= SOURCE MATERIAL =
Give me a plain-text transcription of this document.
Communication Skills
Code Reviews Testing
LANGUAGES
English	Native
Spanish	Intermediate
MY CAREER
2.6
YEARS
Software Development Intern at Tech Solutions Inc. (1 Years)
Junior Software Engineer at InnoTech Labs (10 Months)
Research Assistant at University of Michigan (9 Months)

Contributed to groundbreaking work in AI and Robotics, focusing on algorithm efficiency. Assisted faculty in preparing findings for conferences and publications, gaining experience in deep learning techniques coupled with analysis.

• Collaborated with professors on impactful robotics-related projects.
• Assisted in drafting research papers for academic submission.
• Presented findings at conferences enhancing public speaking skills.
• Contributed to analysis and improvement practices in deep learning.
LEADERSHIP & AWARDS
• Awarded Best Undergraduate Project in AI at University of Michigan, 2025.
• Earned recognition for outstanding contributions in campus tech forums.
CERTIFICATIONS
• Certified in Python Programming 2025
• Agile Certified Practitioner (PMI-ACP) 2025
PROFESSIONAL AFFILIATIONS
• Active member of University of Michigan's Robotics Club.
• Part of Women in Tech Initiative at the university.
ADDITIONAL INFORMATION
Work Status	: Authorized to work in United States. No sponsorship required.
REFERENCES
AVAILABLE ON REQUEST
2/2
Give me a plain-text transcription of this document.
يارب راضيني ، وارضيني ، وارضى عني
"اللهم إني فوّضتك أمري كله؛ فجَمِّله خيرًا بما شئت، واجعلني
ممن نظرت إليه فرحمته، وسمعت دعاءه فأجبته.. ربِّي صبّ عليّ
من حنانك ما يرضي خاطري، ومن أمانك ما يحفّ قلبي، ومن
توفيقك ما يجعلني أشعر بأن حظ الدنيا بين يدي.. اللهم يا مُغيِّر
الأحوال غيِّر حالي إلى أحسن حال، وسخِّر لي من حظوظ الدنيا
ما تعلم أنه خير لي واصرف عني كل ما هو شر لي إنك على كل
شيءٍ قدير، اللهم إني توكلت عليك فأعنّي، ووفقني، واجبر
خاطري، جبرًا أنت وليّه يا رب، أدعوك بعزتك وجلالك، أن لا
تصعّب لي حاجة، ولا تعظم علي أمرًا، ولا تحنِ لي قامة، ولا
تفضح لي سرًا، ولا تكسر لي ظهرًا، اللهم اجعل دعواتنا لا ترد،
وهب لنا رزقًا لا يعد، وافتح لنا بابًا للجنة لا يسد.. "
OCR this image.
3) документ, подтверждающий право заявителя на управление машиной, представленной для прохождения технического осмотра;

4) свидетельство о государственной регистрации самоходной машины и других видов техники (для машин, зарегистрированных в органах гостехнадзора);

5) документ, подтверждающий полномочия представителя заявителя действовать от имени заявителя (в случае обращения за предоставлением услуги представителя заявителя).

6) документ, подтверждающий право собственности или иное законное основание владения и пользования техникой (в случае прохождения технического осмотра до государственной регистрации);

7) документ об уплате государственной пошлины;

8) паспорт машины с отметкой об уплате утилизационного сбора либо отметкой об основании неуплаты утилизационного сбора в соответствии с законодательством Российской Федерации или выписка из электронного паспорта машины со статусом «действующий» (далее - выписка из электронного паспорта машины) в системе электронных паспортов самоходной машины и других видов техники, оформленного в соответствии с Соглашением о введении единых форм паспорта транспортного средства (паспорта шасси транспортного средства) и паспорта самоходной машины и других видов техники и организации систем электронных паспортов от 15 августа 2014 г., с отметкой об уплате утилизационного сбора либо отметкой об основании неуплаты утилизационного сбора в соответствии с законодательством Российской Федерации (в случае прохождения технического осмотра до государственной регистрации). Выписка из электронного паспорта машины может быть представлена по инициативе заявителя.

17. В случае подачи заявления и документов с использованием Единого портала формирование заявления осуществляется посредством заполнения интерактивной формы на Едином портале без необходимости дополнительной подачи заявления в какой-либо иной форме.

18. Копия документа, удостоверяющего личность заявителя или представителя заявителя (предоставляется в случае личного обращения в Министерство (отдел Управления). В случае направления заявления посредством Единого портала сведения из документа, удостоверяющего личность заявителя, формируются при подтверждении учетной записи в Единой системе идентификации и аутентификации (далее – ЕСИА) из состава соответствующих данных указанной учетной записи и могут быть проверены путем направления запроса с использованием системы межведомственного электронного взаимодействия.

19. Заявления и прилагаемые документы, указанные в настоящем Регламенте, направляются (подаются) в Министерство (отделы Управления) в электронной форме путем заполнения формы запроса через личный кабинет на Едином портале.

= STATED EXERCISE =
Please quote the data above in full, with no line missing.

= TASK OUTPUT =
Give me a plain-text transcription of this document.
Communication Skills
Code Reviews Testing
LANGUAGES
English	Native
Spanish	Intermediate
MY CAREER
2.6
YEARS
Software Development Intern at Tech Solutions Inc. (1 Years)
Junior Software Engineer at InnoTech Labs (10 Months)
Research Assistant at University of Michigan (9 Months)

Contributed to groundbreaking work in AI and Robotics, focusing on algorithm efficiency. Assisted faculty in preparing findings for conferences and publications, gaining experience in deep learning techniques coupled with analysis.

• Collaborated with professors on impactful robotics-related projects.
• Assisted in drafting research papers for academic submission.
• Presented findings at conferences enhancing public speaking skills.
• Contributed to analysis and improvement practices in deep learning.
LEADERSHIP & AWARDS
• Awarded Best Undergraduate Project in AI at University of Michigan, 2025.
• Earned recognition for outstanding contributions in campus tech forums.
CERTIFICATIONS
• Certified in Python Programming 2025
• Agile Certified Practitioner (PMI-ACP) 2025
PROFESSIONAL AFFILIATIONS
• Active member of University of Michigan's Robotics Club.
• Part of Women in Tech Initiative at the university.
ADDITIONAL INFORMATION
Work Status	: Authorized to work in United States. No sponsorship required.
REFERENCES
AVAILABLE ON REQUEST
2/2
Give me a plain-text transcription of this document.
يارب راضيني ، وارضيني ، وارضى عني
"اللهم إني فوّضتك أمري كله؛ فجَمِّله خيرًا بما شئت، واجعلني
ممن نظرت إليه فرحمته، وسمعت دعاءه فأجبته.. ربِّي صبّ عليّ
من حنانك ما يرضي خاطري، ومن أمانك ما يحفّ قلبي، ومن
توفيقك ما يجعلني أشعر بأن حظ الدنيا بين يدي.. اللهم يا مُغيِّر
الأحوال غيِّر حالي إلى أحسن حال، وسخِّر لي من حظوظ الدنيا
ما تعلم أنه خير لي واصرف عني كل ما هو شر لي إنك على كل
شيءٍ قدير، اللهم إني توكلت عليك فأعنّي، ووفقني، واجبر
خاطري، جبرًا أنت وليّه يا رب، أدعوك بعزتك وجلالك، أن لا
تصعّب لي حاجة، ولا تعظم علي أمرًا، ولا تحنِ لي قامة، ولا
تفضح لي سرًا، ولا تكسر لي ظهرًا، اللهم اجعل دعواتنا لا ترد،
وهب لنا رزقًا لا يعد، وافتح لنا بابًا للجنة لا يسد.. "
OCR this image.
3) документ, подтверждающий право заявителя на управление машиной, представленной для прохождения технического осмотра;

4) свидетельство о государственной регистрации самоходной машины и других видов техники (для машин, зарегистрированных в органах гостехнадзора);

5) документ, подтверждающий полномочия представителя заявителя действовать от имени заявителя (в случае обращения за предоставлением услуги представителя заявителя).

6) документ, подтверждающий право собственности или иное законное основание владения и пользования техникой (в случае прохождения технического осмотра до государственной регистрации);

7) документ об уплате государственной пошлины;

8) паспорт машины с отметкой об уплате утилизационного сбора либо отметкой об основании неуплаты утилизационного сбора в соответствии с законодательством Российской Федерации или выписка из электронного паспорта машины со статусом «действующий» (далее - выписка из электронного паспорта машины) в системе электронных паспортов самоходной машины и других видов техники, оформленного в соответствии с Соглашением о введении единых форм паспорта транспортного средства (паспорта шасси транспортного средства) и паспорта самоходной машины и других видов техники и организации систем электронных паспортов от 15 августа 2014 г., с отметкой об уплате утилизационного сбора либо отметкой об основании неуплаты утилизационного сбора в соответствии с законодательством Российской Федерации (в случае прохождения технического осмотра до государственной регистрации). Выписка из электронного паспорта машины может быть представлена по инициативе заявителя.

17. В случае подачи заявления и документов с использованием Единого портала формирование заявления осуществляется посредством заполнения интерактивной формы на Едином портале без необходимости дополнительной подачи заявления в какой-либо иной форме.

18. Копия документа, удостоверяющего личность заявителя или представителя заявителя (предоставляется в случае личного обращения в Министерство (отдел Управления). В случае направления заявления посредством Единого портала сведения из документа, удостоверяющего личность заявителя, формируются при подтверждении учетной записи в Единой системе идентификации и аутентификации (далее – ЕСИА) из состава соответствующих данных указанной учетной записи и могут быть проверены путем направления запроса с использованием системы межведомственного электронного взаимодействия.

19. Заявления и прилагаемые документы, указанные в настоящем Регламенте, направляются (подаются) в Министерство (отделы Управления) в электронной форме путем заполнения формы запроса через личный кабинет на Едином портале.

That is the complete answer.